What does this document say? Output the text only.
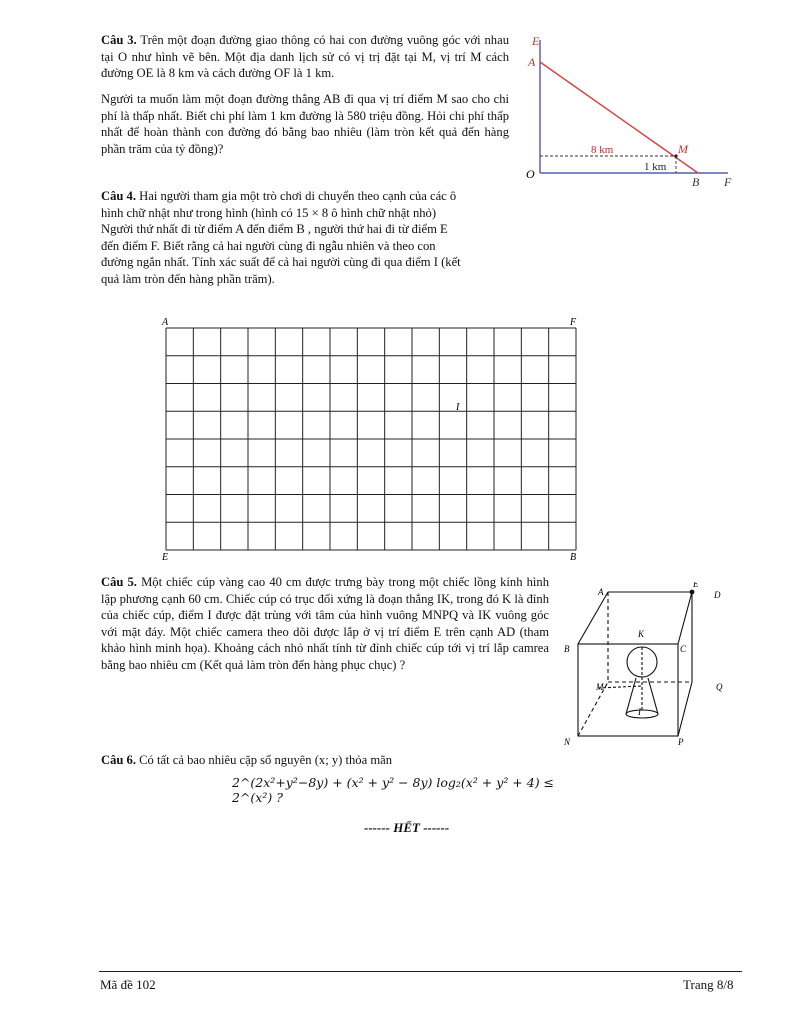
Câu 3. Trên một đoạn đường giao thông có hai con đường vuông góc với nhau tại O như hình vẽ bên. Một địa danh lịch sử có vị trị đặt tại M, vị trí M cách đường OE là 8 km và cách đường OF là 1 km.
Người ta muốn làm một đoạn đường thẳng AB đi qua vị trí điểm M sao cho chi phí là thấp nhất. Biết chi phí làm 1 km đường là 580 triệu đồng. Hỏi chi phí thấp nhất để hoàn thành con đường đó bằng bao nhiêu (làm tròn kết quả đến hàng phần trăm của tỷ đồng)?
E
A
O
B F
M
8 km
1 km
Câu 4. Hai người tham gia một trò chơi di chuyển theo cạnh của các ô hình chữ nhật như trong hình (hình có 15 × 8 ô hình chữ nhật nhỏ) Người thứ nhất đi từ điểm A đến điểm B , người thứ hai đi từ điểm E đến điểm F. Biết rằng cả hai người cùng đi ngẫu nhiên và theo con đường ngắn nhất. Tính xác suất để cả hai người cùng đi qua điểm I (kết quả làm tròn đến hàng phần trăm).
A	F
E	B
I
Câu 5. Một chiếc cúp vàng cao 40 cm được trưng bày trong một chiếc lồng kính hình lập phương cạnh 60 cm. Chiếc cúp có trục đối xứng là đoạn thẳng IK, trong đó K là đỉnh của chiếc cúp, điểm I được đặt trùng với tâm của hình vuông MNPQ và IK vuông góc với mặt đáy. Một chiếc camera theo dõi được lắp ở vị trí điểm E trên cạnh AD (tham khảo hình minh họa). Khoảng cách nhỏ nhất tính từ đỉnh chiếc cúp tới vị trí lắp camrea bằng bao nhiêu cm (Kết quả làm tròn đến hàng phục chục) ?
A
E
D
B	C
K
M	Q
I
N	P
Câu 6. Có tất cả bao nhiêu cặp số nguyên (x; y) thỏa mãn
2^(2x²+y²−8y) + (x² + y² − 8y) log₂(x² + y² + 4) ≤ 2^(x²) ?
------ HẾT ------
Mã đề 102	Trang 8/8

Instructions for the task:
Leave out the pictures and give the rest of the records again exactly.

Written solution:
What does this document say? Output the text only.
Câu 3. Trên một đoạn đường giao thông có hai con đường vuông góc với nhau tại O như hình vẽ bên. Một địa danh lịch sử có vị trị đặt tại M, vị trí M cách đường OE là 8 km và cách đường OF là 1 km.
Người ta muốn làm một đoạn đường thẳng AB đi qua vị trí điểm M sao cho chi phí là thấp nhất. Biết chi phí làm 1 km đường là 580 triệu đồng. Hỏi chi phí thấp nhất để hoàn thành con đường đó bằng bao nhiêu (làm tròn kết quả đến hàng phần trăm của tỷ đồng)?
E
A
O
B F
M
8 km
1 km
Câu 4. Hai người tham gia một trò chơi di chuyển theo cạnh của các ô hình chữ nhật như trong hình (hình có 15 × 8 ô hình chữ nhật nhỏ) Người thứ nhất đi từ điểm A đến điểm B , người thứ hai đi từ điểm E đến điểm F. Biết rằng cả hai người cùng đi ngẫu nhiên và theo con đường ngắn nhất. Tính xác suất để cả hai người cùng đi qua điểm I (kết quả làm tròn đến hàng phần trăm).
A	F
E	B
I
Câu 5. Một chiếc cúp vàng cao 40 cm được trưng bày trong một chiếc lồng kính hình lập phương cạnh 60 cm. Chiếc cúp có trục đối xứng là đoạn thẳng IK, trong đó K là đỉnh của chiếc cúp, điểm I được đặt trùng với tâm của hình vuông MNPQ và IK vuông góc với mặt đáy. Một chiếc camera theo dõi được lắp ở vị trí điểm E trên cạnh AD (tham khảo hình minh họa). Khoảng cách nhỏ nhất tính từ đỉnh chiếc cúp tới vị trí lắp camrea bằng bao nhiêu cm (Kết quả làm tròn đến hàng phục chục) ?
A
E
D
B	C
K
M	Q
I
N	P
Câu 6. Có tất cả bao nhiêu cặp số nguyên (x; y) thỏa mãn
2^(2x²+y²−8y) + (x² + y² − 8y) log₂(x² + y² + 4) ≤ 2^(x²) ?
------ HẾT ------
Mã đề 102	Trang 8/8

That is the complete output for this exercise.